[Dataset entries on figures]
=-=-=

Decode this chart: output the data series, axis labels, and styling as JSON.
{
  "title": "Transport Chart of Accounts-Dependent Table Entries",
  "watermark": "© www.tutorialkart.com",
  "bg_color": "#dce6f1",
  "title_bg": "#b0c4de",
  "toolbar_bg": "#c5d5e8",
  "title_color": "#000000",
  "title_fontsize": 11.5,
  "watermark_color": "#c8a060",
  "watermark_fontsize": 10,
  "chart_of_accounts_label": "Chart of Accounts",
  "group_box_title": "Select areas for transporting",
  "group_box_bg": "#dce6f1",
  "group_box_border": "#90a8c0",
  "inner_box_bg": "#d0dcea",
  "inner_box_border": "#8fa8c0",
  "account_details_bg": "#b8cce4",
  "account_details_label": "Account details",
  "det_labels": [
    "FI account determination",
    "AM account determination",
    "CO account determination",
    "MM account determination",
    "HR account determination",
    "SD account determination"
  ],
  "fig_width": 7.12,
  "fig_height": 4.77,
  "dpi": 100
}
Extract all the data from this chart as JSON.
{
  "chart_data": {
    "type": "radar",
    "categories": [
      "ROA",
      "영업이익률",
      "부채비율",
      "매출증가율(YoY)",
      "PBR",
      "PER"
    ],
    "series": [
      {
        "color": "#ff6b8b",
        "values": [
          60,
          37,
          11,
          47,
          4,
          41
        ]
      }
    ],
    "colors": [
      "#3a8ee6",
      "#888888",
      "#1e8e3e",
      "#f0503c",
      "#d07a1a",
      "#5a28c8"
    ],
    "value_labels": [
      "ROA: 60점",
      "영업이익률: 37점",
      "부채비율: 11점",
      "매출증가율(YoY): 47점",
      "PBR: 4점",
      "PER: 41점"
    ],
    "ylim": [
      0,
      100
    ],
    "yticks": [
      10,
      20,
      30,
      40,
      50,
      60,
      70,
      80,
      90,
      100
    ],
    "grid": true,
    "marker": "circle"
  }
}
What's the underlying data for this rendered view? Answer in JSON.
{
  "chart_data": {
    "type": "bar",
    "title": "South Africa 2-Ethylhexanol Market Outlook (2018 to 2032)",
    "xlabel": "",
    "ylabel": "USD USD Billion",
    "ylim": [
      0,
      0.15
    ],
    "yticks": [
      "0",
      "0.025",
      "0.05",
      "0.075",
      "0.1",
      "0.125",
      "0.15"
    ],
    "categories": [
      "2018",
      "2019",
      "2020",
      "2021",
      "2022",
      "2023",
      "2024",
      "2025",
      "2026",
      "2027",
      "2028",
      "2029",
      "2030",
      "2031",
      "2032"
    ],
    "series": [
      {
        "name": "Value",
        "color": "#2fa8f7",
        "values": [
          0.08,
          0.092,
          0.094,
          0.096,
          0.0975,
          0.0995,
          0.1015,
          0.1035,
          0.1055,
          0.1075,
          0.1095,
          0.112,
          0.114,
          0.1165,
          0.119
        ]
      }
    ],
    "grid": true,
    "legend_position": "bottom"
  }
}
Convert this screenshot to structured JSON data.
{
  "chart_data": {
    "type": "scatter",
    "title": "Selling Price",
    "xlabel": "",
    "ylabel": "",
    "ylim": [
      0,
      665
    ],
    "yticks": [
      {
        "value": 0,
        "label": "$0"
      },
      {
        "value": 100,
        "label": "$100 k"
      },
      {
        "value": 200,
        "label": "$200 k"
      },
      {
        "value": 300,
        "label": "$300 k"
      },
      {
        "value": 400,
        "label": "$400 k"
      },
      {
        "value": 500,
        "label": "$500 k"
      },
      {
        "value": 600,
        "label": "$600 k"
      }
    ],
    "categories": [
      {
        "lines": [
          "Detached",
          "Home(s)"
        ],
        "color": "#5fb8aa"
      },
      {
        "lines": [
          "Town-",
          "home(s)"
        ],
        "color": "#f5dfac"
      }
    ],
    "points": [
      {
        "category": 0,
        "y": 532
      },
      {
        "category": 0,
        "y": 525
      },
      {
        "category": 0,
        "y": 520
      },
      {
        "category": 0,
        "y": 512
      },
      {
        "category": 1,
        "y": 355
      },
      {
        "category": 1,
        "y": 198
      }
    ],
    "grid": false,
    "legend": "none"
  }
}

=-=-=

- Prompt -
Your task is to repeat the data exactly, with nothing left out.

- Written answer -
Decode this chart: output the data series, axis labels, and styling as JSON.
{
  "title": "Transport Chart of Accounts-Dependent Table Entries",
  "watermark": "© www.tutorialkart.com",
  "bg_color": "#dce6f1",
  "title_bg": "#b0c4de",
  "toolbar_bg": "#c5d5e8",
  "title_color": "#000000",
  "title_fontsize": 11.5,
  "watermark_color": "#c8a060",
  "watermark_fontsize": 10,
  "chart_of_accounts_label": "Chart of Accounts",
  "group_box_title": "Select areas for transporting",
  "group_box_bg": "#dce6f1",
  "group_box_border": "#90a8c0",
  "inner_box_bg": "#d0dcea",
  "inner_box_border": "#8fa8c0",
  "account_details_bg": "#b8cce4",
  "account_details_label": "Account details",
  "det_labels": [
    "FI account determination",
    "AM account determination",
    "CO account determination",
    "MM account determination",
    "HR account determination",
    "SD account determination"
  ],
  "fig_width": 7.12,
  "fig_height": 4.77,
  "dpi": 100
}
Extract all the data from this chart as JSON.
{
  "chart_data": {
    "type": "radar",
    "categories": [
      "ROA",
      "영업이익률",
      "부채비율",
      "매출증가율(YoY)",
      "PBR",
      "PER"
    ],
    "series": [
      {
        "color": "#ff6b8b",
        "values": [
          60,
          37,
          11,
          47,
          4,
          41
        ]
      }
    ],
    "colors": [
      "#3a8ee6",
      "#888888",
      "#1e8e3e",
      "#f0503c",
      "#d07a1a",
      "#5a28c8"
    ],
    "value_labels": [
      "ROA: 60점",
      "영업이익률: 37점",
      "부채비율: 11점",
      "매출증가율(YoY): 47점",
      "PBR: 4점",
      "PER: 41점"
    ],
    "ylim": [
      0,
      100
    ],
    "yticks": [
      10,
      20,
      30,
      40,
      50,
      60,
      70,
      80,
      90,
      100
    ],
    "grid": true,
    "marker": "circle"
  }
}
What's the underlying data for this rendered view? Answer in JSON.
{
  "chart_data": {
    "type": "bar",
    "title": "South Africa 2-Ethylhexanol Market Outlook (2018 to 2032)",
    "xlabel": "",
    "ylabel": "USD USD Billion",
    "ylim": [
      0,
      0.15
    ],
    "yticks": [
      "0",
      "0.025",
      "0.05",
      "0.075",
      "0.1",
      "0.125",
      "0.15"
    ],
    "categories": [
      "2018",
      "2019",
      "2020",
      "2021",
      "2022",
      "2023",
      "2024",
      "2025",
      "2026",
      "2027",
      "2028",
      "2029",
      "2030",
      "2031",
      "2032"
    ],
    "series": [
      {
        "name": "Value",
        "color": "#2fa8f7",
        "values": [
          0.08,
          0.092,
          0.094,
          0.096,
          0.0975,
          0.0995,
          0.1015,
          0.1035,
          0.1055,
          0.1075,
          0.1095,
          0.112,
          0.114,
          0.1165,
          0.119
        ]
      }
    ],
    "grid": true,
    "legend_position": "bottom"
  }
}
Convert this screenshot to structured JSON data.
{
  "chart_data": {
    "type": "scatter",
    "title": "Selling Price",
    "xlabel": "",
    "ylabel": "",
    "ylim": [
      0,
      665
    ],
    "yticks": [
      {
        "value": 0,
        "label": "$0"
      },
      {
        "value": 100,
        "label": "$100 k"
      },
      {
        "value": 200,
        "label": "$200 k"
      },
      {
        "value": 300,
        "label": "$300 k"
      },
      {
        "value": 400,
        "label": "$400 k"
      },
      {
        "value": 500,
        "label": "$500 k"
      },
      {
        "value": 600,
        "label": "$600 k"
      }
    ],
    "categories": [
      {
        "lines": [
          "Detached",
          "Home(s)"
        ],
        "color": "#5fb8aa"
      },
      {
        "lines": [
          "Town-",
          "home(s)"
        ],
        "color": "#f5dfac"
      }
    ],
    "points": [
      {
        "category": 0,
        "y": 532
      },
      {
        "category": 0,
        "y": 525
      },
      {
        "category": 0,
        "y": 520
      },
      {
        "category": 0,
        "y": 512
      },
      {
        "category": 1,
        "y": 355
      },
      {
        "category": 1,
        "y": 198
      }
    ],
    "grid": false,
    "legend": "none"
  }
}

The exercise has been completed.